### Task description
Reproduce the listing below verbatim, line for line.

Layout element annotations
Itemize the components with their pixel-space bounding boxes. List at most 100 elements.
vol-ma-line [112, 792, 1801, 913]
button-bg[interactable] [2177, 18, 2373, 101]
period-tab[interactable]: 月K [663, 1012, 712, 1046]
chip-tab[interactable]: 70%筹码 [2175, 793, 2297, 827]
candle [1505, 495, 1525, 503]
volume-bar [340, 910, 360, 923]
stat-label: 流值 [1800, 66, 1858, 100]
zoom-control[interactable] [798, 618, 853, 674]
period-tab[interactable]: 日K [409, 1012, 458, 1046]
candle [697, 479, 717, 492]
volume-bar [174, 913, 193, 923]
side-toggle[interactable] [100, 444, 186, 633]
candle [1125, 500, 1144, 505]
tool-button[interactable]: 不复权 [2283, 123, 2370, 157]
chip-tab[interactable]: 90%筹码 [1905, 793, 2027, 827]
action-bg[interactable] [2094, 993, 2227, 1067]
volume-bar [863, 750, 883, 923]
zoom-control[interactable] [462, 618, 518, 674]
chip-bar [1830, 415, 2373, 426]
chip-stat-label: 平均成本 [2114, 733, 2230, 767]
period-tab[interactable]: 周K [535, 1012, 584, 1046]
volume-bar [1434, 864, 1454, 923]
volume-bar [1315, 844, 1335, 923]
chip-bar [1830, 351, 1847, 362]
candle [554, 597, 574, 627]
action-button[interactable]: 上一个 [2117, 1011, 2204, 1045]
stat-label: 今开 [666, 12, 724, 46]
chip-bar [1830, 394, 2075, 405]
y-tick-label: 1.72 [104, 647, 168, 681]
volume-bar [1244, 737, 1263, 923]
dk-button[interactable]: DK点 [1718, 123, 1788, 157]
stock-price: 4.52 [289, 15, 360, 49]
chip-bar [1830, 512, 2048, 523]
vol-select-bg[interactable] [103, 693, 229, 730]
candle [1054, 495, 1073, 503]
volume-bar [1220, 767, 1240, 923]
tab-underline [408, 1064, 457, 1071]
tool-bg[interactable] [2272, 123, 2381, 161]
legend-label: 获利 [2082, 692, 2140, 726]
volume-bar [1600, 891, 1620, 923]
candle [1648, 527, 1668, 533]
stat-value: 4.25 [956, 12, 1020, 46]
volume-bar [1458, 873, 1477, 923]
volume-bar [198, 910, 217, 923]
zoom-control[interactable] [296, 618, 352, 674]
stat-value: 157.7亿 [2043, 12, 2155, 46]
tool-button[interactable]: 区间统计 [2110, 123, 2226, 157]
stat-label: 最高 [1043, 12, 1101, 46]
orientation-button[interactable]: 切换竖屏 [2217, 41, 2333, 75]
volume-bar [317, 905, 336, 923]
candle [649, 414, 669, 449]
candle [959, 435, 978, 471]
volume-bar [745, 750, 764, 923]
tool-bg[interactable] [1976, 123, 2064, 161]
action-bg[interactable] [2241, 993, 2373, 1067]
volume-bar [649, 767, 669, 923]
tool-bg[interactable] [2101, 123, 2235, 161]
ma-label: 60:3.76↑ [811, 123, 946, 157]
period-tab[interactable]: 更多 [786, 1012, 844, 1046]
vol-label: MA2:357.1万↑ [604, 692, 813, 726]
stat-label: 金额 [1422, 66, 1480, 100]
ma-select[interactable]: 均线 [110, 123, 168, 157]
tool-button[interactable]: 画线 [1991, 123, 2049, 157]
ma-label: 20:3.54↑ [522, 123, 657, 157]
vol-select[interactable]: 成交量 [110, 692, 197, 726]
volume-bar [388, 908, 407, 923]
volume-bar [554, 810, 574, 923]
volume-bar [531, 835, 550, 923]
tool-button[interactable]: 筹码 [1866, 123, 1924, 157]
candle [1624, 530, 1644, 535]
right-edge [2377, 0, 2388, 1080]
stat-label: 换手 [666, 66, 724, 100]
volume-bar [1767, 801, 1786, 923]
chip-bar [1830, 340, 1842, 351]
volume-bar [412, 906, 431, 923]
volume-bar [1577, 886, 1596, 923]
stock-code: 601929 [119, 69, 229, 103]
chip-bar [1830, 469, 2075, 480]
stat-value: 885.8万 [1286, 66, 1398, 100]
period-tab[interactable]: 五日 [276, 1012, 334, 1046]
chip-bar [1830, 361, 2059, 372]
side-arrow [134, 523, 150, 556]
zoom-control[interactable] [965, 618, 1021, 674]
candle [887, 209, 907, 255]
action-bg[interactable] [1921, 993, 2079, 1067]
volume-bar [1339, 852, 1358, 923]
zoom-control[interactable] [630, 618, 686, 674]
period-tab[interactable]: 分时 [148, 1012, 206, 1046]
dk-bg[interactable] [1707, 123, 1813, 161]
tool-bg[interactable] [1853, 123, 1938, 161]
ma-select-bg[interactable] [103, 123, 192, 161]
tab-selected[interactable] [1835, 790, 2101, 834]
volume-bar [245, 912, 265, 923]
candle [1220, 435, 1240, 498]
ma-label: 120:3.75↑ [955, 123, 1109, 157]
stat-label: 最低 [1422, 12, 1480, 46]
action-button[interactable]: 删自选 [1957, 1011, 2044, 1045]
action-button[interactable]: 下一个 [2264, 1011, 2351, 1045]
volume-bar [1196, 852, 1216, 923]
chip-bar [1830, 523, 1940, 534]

### Solution
Itemize the components with their pixel-space bounding boxes. List at most 100 elements.
vol-ma-line [112, 792, 1801, 913]
button-bg[interactable] [2177, 18, 2373, 101]
period-tab[interactable]: 月K [663, 1012, 712, 1046]
chip-tab[interactable]: 70%筹码 [2175, 793, 2297, 827]
candle [1505, 495, 1525, 503]
volume-bar [340, 910, 360, 923]
stat-label: 流值 [1800, 66, 1858, 100]
zoom-control[interactable] [798, 618, 853, 674]
period-tab[interactable]: 日K [409, 1012, 458, 1046]
candle [697, 479, 717, 492]
volume-bar [174, 913, 193, 923]
side-toggle[interactable] [100, 444, 186, 633]
candle [1125, 500, 1144, 505]
tool-button[interactable]: 不复权 [2283, 123, 2370, 157]
chip-tab[interactable]: 90%筹码 [1905, 793, 2027, 827]
action-bg[interactable] [2094, 993, 2227, 1067]
volume-bar [863, 750, 883, 923]
zoom-control[interactable] [462, 618, 518, 674]
chip-bar [1830, 415, 2373, 426]
chip-stat-label: 平均成本 [2114, 733, 2230, 767]
period-tab[interactable]: 周K [535, 1012, 584, 1046]
volume-bar [1434, 864, 1454, 923]
volume-bar [1315, 844, 1335, 923]
chip-bar [1830, 351, 1847, 362]
candle [554, 597, 574, 627]
action-button[interactable]: 上一个 [2117, 1011, 2204, 1045]
stat-label: 今开 [666, 12, 724, 46]
chip-bar [1830, 394, 2075, 405]
y-tick-label: 1.72 [104, 647, 168, 681]
volume-bar [1244, 737, 1263, 923]
dk-button[interactable]: DK点 [1718, 123, 1788, 157]
stock-price: 4.52 [289, 15, 360, 49]
chip-bar [1830, 512, 2048, 523]
vol-select-bg[interactable] [103, 693, 229, 730]
candle [1054, 495, 1073, 503]
volume-bar [1220, 767, 1240, 923]
tab-underline [408, 1064, 457, 1071]
tool-bg[interactable] [2272, 123, 2381, 161]
legend-label: 获利 [2082, 692, 2140, 726]
volume-bar [1600, 891, 1620, 923]
candle [1648, 527, 1668, 533]
stat-value: 4.25 [956, 12, 1020, 46]
volume-bar [1458, 873, 1477, 923]
volume-bar [198, 910, 217, 923]
zoom-control[interactable] [296, 618, 352, 674]
stat-value: 157.7亿 [2043, 12, 2155, 46]
tool-button[interactable]: 区间统计 [2110, 123, 2226, 157]
stat-label: 最高 [1043, 12, 1101, 46]
orientation-button[interactable]: 切换竖屏 [2217, 41, 2333, 75]
volume-bar [317, 905, 336, 923]
candle [649, 414, 669, 449]
candle [959, 435, 978, 471]
volume-bar [745, 750, 764, 923]
tool-bg[interactable] [1976, 123, 2064, 161]
action-bg[interactable] [2241, 993, 2373, 1067]
volume-bar [649, 767, 669, 923]
tool-bg[interactable] [2101, 123, 2235, 161]
ma-label: 60:3.76↑ [811, 123, 946, 157]
period-tab[interactable]: 更多 [786, 1012, 844, 1046]
vol-label: MA2:357.1万↑ [604, 692, 813, 726]
stat-label: 金额 [1422, 66, 1480, 100]
ma-select[interactable]: 均线 [110, 123, 168, 157]
tool-button[interactable]: 画线 [1991, 123, 2049, 157]
ma-label: 20:3.54↑ [522, 123, 657, 157]
vol-select[interactable]: 成交量 [110, 692, 197, 726]
volume-bar [388, 908, 407, 923]
volume-bar [554, 810, 574, 923]
volume-bar [531, 835, 550, 923]
tool-button[interactable]: 筹码 [1866, 123, 1924, 157]
candle [1624, 530, 1644, 535]
right-edge [2377, 0, 2388, 1080]
stat-label: 换手 [666, 66, 724, 100]
volume-bar [1767, 801, 1786, 923]
chip-bar [1830, 340, 1842, 351]
volume-bar [412, 906, 431, 923]
volume-bar [1577, 886, 1596, 923]
stock-code: 601929 [119, 69, 229, 103]
chip-bar [1830, 469, 2075, 480]
stat-value: 885.8万 [1286, 66, 1398, 100]
period-tab[interactable]: 五日 [276, 1012, 334, 1046]
chip-bar [1830, 361, 2059, 372]
side-arrow [134, 523, 150, 556]
zoom-control[interactable] [965, 618, 1021, 674]
candle [887, 209, 907, 255]
action-bg[interactable] [1921, 993, 2079, 1067]
volume-bar [1339, 852, 1358, 923]
zoom-control[interactable] [630, 618, 686, 674]
period-tab[interactable]: 分时 [148, 1012, 206, 1046]
dk-bg[interactable] [1707, 123, 1813, 161]
tool-bg[interactable] [1853, 123, 1938, 161]
ma-select-bg[interactable] [103, 123, 192, 161]
tab-selected[interactable] [1835, 790, 2101, 834]
volume-bar [245, 912, 265, 923]
candle [1220, 435, 1240, 498]
ma-label: 120:3.75↑ [955, 123, 1109, 157]
stat-label: 最低 [1422, 12, 1480, 46]
action-button[interactable]: 删自选 [1957, 1011, 2044, 1045]
action-button[interactable]: 下一个 [2264, 1011, 2351, 1045]
volume-bar [1196, 852, 1216, 923]
chip-bar [1830, 523, 1940, 534]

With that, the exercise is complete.